* **WORK INSTRUCTIONS**
Repeat every line of the material, character for character.

* **EXTRACTED MATERIAL**
·····
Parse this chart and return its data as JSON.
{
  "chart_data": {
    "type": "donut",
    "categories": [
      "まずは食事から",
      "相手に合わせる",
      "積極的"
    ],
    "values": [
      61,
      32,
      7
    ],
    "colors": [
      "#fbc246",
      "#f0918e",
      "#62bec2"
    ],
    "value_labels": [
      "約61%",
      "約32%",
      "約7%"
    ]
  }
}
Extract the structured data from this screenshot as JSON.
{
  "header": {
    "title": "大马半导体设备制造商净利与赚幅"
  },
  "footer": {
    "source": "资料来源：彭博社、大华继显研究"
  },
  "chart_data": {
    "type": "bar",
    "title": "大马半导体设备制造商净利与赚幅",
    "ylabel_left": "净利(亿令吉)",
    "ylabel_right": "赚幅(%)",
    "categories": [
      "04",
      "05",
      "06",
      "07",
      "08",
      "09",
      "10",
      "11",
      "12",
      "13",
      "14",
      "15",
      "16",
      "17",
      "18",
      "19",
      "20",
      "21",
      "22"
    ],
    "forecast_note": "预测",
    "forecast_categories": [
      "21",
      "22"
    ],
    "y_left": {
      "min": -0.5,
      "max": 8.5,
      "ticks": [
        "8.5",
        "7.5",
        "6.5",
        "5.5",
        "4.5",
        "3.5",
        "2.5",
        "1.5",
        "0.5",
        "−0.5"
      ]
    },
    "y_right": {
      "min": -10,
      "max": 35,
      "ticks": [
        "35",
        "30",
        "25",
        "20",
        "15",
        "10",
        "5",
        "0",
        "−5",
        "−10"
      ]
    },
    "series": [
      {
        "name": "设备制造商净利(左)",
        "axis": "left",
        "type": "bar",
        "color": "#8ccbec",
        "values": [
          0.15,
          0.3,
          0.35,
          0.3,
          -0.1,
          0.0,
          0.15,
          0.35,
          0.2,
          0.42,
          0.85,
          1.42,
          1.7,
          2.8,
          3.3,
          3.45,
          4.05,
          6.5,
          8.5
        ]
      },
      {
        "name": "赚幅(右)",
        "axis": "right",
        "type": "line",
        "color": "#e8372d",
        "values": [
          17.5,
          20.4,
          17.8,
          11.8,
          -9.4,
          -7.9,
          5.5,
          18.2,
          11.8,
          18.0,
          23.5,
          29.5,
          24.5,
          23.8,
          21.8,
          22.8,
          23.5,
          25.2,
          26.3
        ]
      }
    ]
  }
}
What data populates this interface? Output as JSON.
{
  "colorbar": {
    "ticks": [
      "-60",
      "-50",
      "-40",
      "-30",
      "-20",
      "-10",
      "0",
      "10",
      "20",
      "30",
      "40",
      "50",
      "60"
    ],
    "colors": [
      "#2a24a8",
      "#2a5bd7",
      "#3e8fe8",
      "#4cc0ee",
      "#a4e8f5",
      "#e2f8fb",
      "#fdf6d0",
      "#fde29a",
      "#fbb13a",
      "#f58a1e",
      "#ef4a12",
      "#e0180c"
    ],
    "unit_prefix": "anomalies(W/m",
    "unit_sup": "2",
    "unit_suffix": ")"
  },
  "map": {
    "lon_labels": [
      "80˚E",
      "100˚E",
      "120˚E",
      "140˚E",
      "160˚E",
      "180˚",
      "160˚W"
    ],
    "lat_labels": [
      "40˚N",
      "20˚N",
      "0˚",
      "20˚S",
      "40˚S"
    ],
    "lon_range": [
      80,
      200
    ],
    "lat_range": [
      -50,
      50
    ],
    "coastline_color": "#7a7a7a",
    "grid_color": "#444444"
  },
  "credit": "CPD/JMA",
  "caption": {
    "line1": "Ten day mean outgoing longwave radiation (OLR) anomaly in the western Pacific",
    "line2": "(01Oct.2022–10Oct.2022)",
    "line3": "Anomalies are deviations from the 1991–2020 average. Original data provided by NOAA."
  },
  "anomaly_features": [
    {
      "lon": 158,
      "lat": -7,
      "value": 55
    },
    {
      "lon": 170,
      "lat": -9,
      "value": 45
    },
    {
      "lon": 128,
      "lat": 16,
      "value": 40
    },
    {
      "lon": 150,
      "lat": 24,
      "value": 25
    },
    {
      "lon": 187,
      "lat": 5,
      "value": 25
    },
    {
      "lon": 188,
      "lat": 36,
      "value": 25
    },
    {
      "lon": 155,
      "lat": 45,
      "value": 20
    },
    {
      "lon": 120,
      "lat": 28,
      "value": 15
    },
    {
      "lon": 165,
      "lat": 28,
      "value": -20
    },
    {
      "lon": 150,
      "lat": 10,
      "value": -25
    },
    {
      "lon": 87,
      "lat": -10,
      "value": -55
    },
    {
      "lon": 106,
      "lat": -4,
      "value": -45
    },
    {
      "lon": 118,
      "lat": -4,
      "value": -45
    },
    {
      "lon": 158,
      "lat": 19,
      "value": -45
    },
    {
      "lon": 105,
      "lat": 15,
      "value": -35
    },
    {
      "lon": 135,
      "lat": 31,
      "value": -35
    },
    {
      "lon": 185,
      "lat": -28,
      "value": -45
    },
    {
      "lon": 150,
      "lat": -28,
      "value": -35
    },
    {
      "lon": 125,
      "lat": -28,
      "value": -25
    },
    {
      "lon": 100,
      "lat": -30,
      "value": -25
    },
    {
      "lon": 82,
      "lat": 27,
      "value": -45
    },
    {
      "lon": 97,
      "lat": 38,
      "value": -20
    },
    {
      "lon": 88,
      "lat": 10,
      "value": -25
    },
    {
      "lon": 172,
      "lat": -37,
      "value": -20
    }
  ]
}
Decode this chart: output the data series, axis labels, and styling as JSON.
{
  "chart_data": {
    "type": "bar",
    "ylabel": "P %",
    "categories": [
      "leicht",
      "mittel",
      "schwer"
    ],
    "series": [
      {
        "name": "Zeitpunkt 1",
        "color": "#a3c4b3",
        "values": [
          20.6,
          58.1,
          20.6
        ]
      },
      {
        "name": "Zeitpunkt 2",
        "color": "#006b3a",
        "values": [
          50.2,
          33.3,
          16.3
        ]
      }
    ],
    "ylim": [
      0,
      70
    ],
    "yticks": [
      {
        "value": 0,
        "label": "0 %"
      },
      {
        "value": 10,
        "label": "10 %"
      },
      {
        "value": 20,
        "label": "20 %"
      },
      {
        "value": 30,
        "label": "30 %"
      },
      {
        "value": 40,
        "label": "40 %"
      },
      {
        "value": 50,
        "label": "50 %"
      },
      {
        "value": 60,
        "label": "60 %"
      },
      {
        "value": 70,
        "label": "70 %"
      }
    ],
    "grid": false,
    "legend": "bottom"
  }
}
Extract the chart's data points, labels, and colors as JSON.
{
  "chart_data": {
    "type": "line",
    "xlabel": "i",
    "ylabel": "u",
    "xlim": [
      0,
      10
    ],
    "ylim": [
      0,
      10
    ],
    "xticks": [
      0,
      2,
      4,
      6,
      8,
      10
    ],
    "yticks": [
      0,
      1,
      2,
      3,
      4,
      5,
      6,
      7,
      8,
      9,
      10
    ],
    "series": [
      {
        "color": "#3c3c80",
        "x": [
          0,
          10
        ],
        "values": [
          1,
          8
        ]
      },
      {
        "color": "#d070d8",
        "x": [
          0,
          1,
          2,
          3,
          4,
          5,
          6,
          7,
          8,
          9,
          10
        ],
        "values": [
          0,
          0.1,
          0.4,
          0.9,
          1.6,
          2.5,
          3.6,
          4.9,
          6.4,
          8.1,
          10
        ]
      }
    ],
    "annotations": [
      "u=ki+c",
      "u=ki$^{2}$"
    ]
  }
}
·····
* **REPLY**
Parse this chart and return its data as JSON.
{
  "chart_data": {
    "type": "donut",
    "categories": [
      "まずは食事から",
      "相手に合わせる",
      "積極的"
    ],
    "values": [
      61,
      32,
      7
    ],
    "colors": [
      "#fbc246",
      "#f0918e",
      "#62bec2"
    ],
    "value_labels": [
      "約61%",
      "約32%",
      "約7%"
    ]
  }
}
Extract the structured data from this screenshot as JSON.
{
  "header": {
    "title": "大马半导体设备制造商净利与赚幅"
  },
  "footer": {
    "source": "资料来源：彭博社、大华继显研究"
  },
  "chart_data": {
    "type": "bar",
    "title": "大马半导体设备制造商净利与赚幅",
    "ylabel_left": "净利(亿令吉)",
    "ylabel_right": "赚幅(%)",
    "categories": [
      "04",
      "05",
      "06",
      "07",
      "08",
      "09",
      "10",
      "11",
      "12",
      "13",
      "14",
      "15",
      "16",
      "17",
      "18",
      "19",
      "20",
      "21",
      "22"
    ],
    "forecast_note": "预测",
    "forecast_categories": [
      "21",
      "22"
    ],
    "y_left": {
      "min": -0.5,
      "max": 8.5,
      "ticks": [
        "8.5",
        "7.5",
        "6.5",
        "5.5",
        "4.5",
        "3.5",
        "2.5",
        "1.5",
        "0.5",
        "−0.5"
      ]
    },
    "y_right": {
      "min": -10,
      "max": 35,
      "ticks": [
        "35",
        "30",
        "25",
        "20",
        "15",
        "10",
        "5",
        "0",
        "−5",
        "−10"
      ]
    },
    "series": [
      {
        "name": "设备制造商净利(左)",
        "axis": "left",
        "type": "bar",
        "color": "#8ccbec",
        "values": [
          0.15,
          0.3,
          0.35,
          0.3,
          -0.1,
          0.0,
          0.15,
          0.35,
          0.2,
          0.42,
          0.85,
          1.42,
          1.7,
          2.8,
          3.3,
          3.45,
          4.05,
          6.5,
          8.5
        ]
      },
      {
        "name": "赚幅(右)",
        "axis": "right",
        "type": "line",
        "color": "#e8372d",
        "values": [
          17.5,
          20.4,
          17.8,
          11.8,
          -9.4,
          -7.9,
          5.5,
          18.2,
          11.8,
          18.0,
          23.5,
          29.5,
          24.5,
          23.8,
          21.8,
          22.8,
          23.5,
          25.2,
          26.3
        ]
      }
    ]
  }
}
What data populates this interface? Output as JSON.
{
  "colorbar": {
    "ticks": [
      "-60",
      "-50",
      "-40",
      "-30",
      "-20",
      "-10",
      "0",
      "10",
      "20",
      "30",
      "40",
      "50",
      "60"
    ],
    "colors": [
      "#2a24a8",
      "#2a5bd7",
      "#3e8fe8",
      "#4cc0ee",
      "#a4e8f5",
      "#e2f8fb",
      "#fdf6d0",
      "#fde29a",
      "#fbb13a",
      "#f58a1e",
      "#ef4a12",
      "#e0180c"
    ],
    "unit_prefix": "anomalies(W/m",
    "unit_sup": "2",
    "unit_suffix": ")"
  },
  "map": {
    "lon_labels": [
      "80˚E",
      "100˚E",
      "120˚E",
      "140˚E",
      "160˚E",
      "180˚",
      "160˚W"
    ],
    "lat_labels": [
      "40˚N",
      "20˚N",
      "0˚",
      "20˚S",
      "40˚S"
    ],
    "lon_range": [
      80,
      200
    ],
    "lat_range": [
      -50,
      50
    ],
    "coastline_color": "#7a7a7a",
    "grid_color": "#444444"
  },
  "credit": "CPD/JMA",
  "caption": {
    "line1": "Ten day mean outgoing longwave radiation (OLR) anomaly in the western Pacific",
    "line2": "(01Oct.2022–10Oct.2022)",
    "line3": "Anomalies are deviations from the 1991–2020 average. Original data provided by NOAA."
  },
  "anomaly_features": [
    {
      "lon": 158,
      "lat": -7,
      "value": 55
    },
    {
      "lon": 170,
      "lat": -9,
      "value": 45
    },
    {
      "lon": 128,
      "lat": 16,
      "value": 40
    },
    {
      "lon": 150,
      "lat": 24,
      "value": 25
    },
    {
      "lon": 187,
      "lat": 5,
      "value": 25
    },
    {
      "lon": 188,
      "lat": 36,
      "value": 25
    },
    {
      "lon": 155,
      "lat": 45,
      "value": 20
    },
    {
      "lon": 120,
      "lat": 28,
      "value": 15
    },
    {
      "lon": 165,
      "lat": 28,
      "value": -20
    },
    {
      "lon": 150,
      "lat": 10,
      "value": -25
    },
    {
      "lon": 87,
      "lat": -10,
      "value": -55
    },
    {
      "lon": 106,
      "lat": -4,
      "value": -45
    },
    {
      "lon": 118,
      "lat": -4,
      "value": -45
    },
    {
      "lon": 158,
      "lat": 19,
      "value": -45
    },
    {
      "lon": 105,
      "lat": 15,
      "value": -35
    },
    {
      "lon": 135,
      "lat": 31,
      "value": -35
    },
    {
      "lon": 185,
      "lat": -28,
      "value": -45
    },
    {
      "lon": 150,
      "lat": -28,
      "value": -35
    },
    {
      "lon": 125,
      "lat": -28,
      "value": -25
    },
    {
      "lon": 100,
      "lat": -30,
      "value": -25
    },
    {
      "lon": 82,
      "lat": 27,
      "value": -45
    },
    {
      "lon": 97,
      "lat": 38,
      "value": -20
    },
    {
      "lon": 88,
      "lat": 10,
      "value": -25
    },
    {
      "lon": 172,
      "lat": -37,
      "value": -20
    }
  ]
}
Decode this chart: output the data series, axis labels, and styling as JSON.
{
  "chart_data": {
    "type": "bar",
    "ylabel": "P %",
    "categories": [
      "leicht",
      "mittel",
      "schwer"
    ],
    "series": [
      {
        "name": "Zeitpunkt 1",
        "color": "#a3c4b3",
        "values": [
          20.6,
          58.1,
          20.6
        ]
      },
      {
        "name": "Zeitpunkt 2",
        "color": "#006b3a",
        "values": [
          50.2,
          33.3,
          16.3
        ]
      }
    ],
    "ylim": [
      0,
      70
    ],
    "yticks": [
      {
        "value": 0,
        "label": "0 %"
      },
      {
        "value": 10,
        "label": "10 %"
      },
      {
        "value": 20,
        "label": "20 %"
      },
      {
        "value": 30,
        "label": "30 %"
      },
      {
        "value": 40,
        "label": "40 %"
      },
      {
        "value": 50,
        "label": "50 %"
      },
      {
        "value": 60,
        "label": "60 %"
      },
      {
        "value": 70,
        "label": "70 %"
      }
    ],
    "grid": false,
    "legend": "bottom"
  }
}
Extract the chart's data points, labels, and colors as JSON.
{
  "chart_data": {
    "type": "line",
    "xlabel": "i",
    "ylabel": "u",
    "xlim": [
      0,
      10
    ],
    "ylim": [
      0,
      10
    ],
    "xticks": [
      0,
      2,
      4,
      6,
      8,
      10
    ],
    "yticks": [
      0,
      1,
      2,
      3,
      4,
      5,
      6,
      7,
      8,
      9,
      10
    ],
    "series": [
      {
        "color": "#3c3c80",
        "x": [
          0,
          10
        ],
        "values": [
          1,
          8
        ]
      },
      {
        "color": "#d070d8",
        "x": [
          0,
          1,
          2,
          3,
          4,
          5,
          6,
          7,
          8,
          9,
          10
        ],
        "values": [
          0,
          0.1,
          0.4,
          0.9,
          1.6,
          2.5,
          3.6,
          4.9,
          6.4,
          8.1,
          10
        ]
      }
    ],
    "annotations": [
      "u=ki+c",
      "u=ki$^{2}$"
    ]
  }
}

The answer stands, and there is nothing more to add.